SOURCE RECORDS

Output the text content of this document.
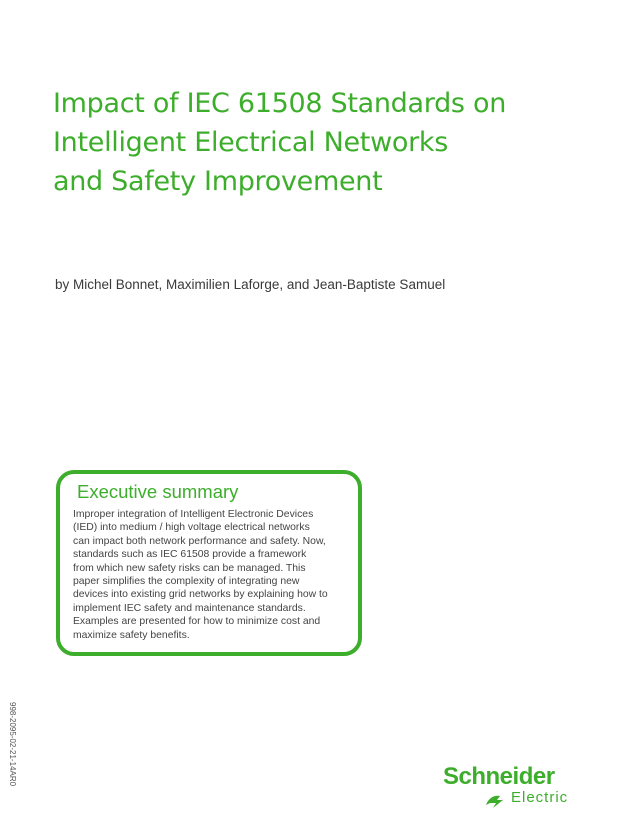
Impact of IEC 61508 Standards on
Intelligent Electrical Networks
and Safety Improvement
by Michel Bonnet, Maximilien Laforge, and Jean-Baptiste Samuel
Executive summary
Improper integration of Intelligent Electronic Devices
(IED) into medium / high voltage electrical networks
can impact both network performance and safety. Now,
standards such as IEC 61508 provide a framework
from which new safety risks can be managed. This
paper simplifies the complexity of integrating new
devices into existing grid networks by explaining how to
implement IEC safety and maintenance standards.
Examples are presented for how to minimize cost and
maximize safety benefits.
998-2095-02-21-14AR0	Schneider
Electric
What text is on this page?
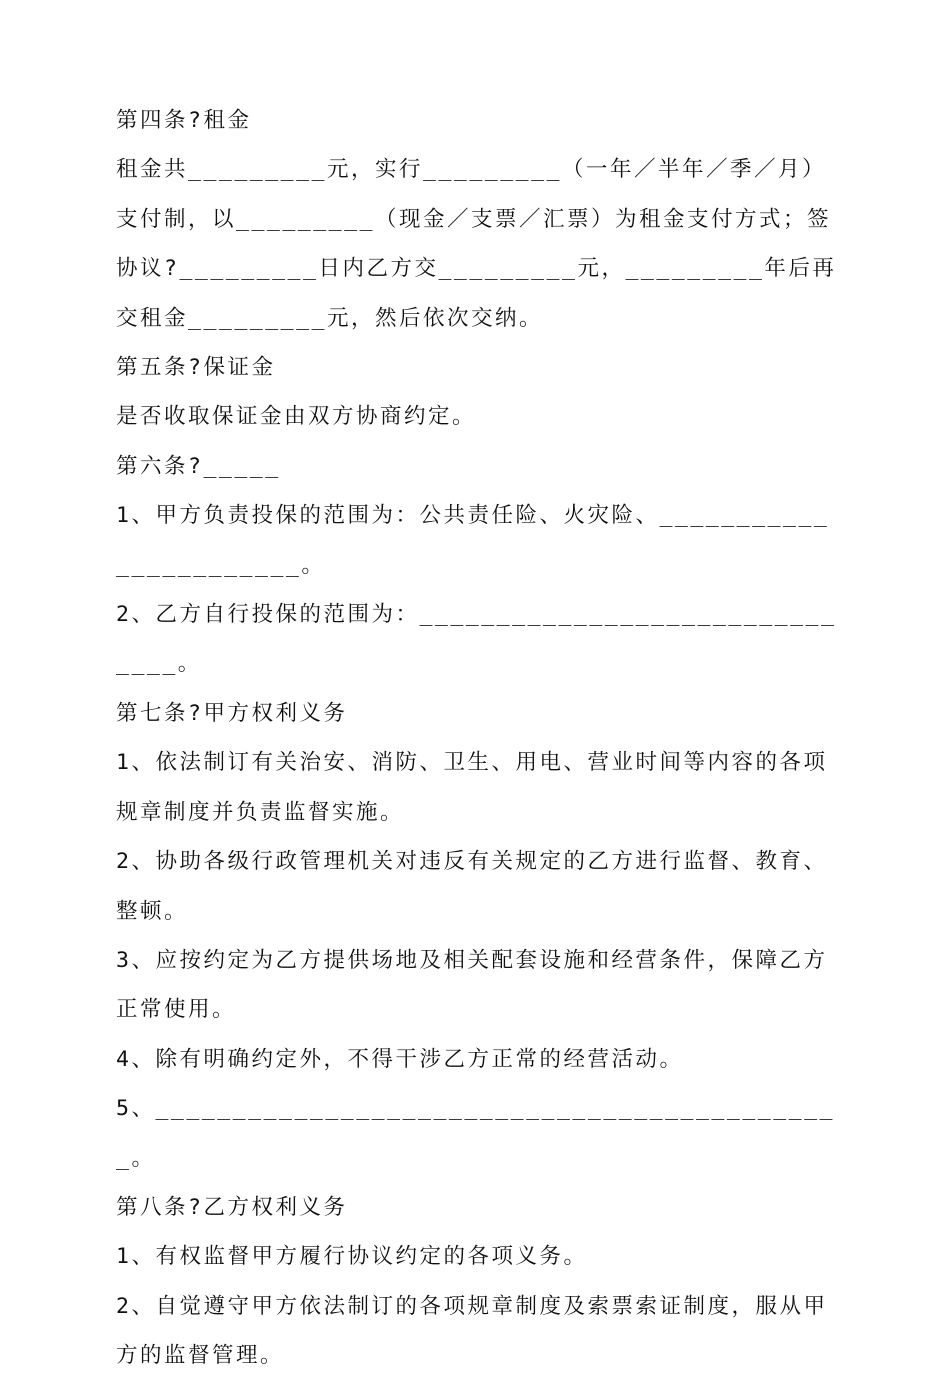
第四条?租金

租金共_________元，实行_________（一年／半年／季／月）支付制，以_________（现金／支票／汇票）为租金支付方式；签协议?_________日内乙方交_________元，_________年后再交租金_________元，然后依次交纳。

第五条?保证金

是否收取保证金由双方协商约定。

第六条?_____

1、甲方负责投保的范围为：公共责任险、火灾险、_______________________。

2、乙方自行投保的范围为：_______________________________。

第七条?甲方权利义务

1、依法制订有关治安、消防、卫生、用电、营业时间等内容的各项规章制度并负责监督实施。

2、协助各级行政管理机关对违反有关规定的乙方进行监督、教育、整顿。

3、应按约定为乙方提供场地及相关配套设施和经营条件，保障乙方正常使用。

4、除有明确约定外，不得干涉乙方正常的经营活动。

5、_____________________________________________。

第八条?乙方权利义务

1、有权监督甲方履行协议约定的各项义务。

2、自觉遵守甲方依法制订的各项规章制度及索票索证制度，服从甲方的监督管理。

GIVEN EXERCISE
Copy the material above in full and exactly, skipping pictures.

WORKED SOLUTION
Output the text content of this document.
Impact of IEC 61508 Standards on
Intelligent Electrical Networks
and Safety Improvement
by Michel Bonnet, Maximilien Laforge, and Jean-Baptiste Samuel
Executive summary
Improper integration of Intelligent Electronic Devices
(IED) into medium / high voltage electrical networks
can impact both network performance and safety. Now,
standards such as IEC 61508 provide a framework
from which new safety risks can be managed. This
paper simplifies the complexity of integrating new
devices into existing grid networks by explaining how to
implement IEC safety and maintenance standards.
Examples are presented for how to minimize cost and
maximize safety benefits.
998-2095-02-21-14AR0	Schneider
Electric
What text is on this page?
第四条?租金

租金共_________元，实行_________（一年／半年／季／月）支付制，以_________（现金／支票／汇票）为租金支付方式；签协议?_________日内乙方交_________元，_________年后再交租金_________元，然后依次交纳。

第五条?保证金

是否收取保证金由双方协商约定。

第六条?_____

1、甲方负责投保的范围为：公共责任险、火灾险、_______________________。

2、乙方自行投保的范围为：_______________________________。

第七条?甲方权利义务

1、依法制订有关治安、消防、卫生、用电、营业时间等内容的各项规章制度并负责监督实施。

2、协助各级行政管理机关对违反有关规定的乙方进行监督、教育、整顿。

3、应按约定为乙方提供场地及相关配套设施和经营条件，保障乙方正常使用。

4、除有明确约定外，不得干涉乙方正常的经营活动。

5、_____________________________________________。

第八条?乙方权利义务

1、有权监督甲方履行协议约定的各项义务。

2、自觉遵守甲方依法制订的各项规章制度及索票索证制度，服从甲方的监督管理。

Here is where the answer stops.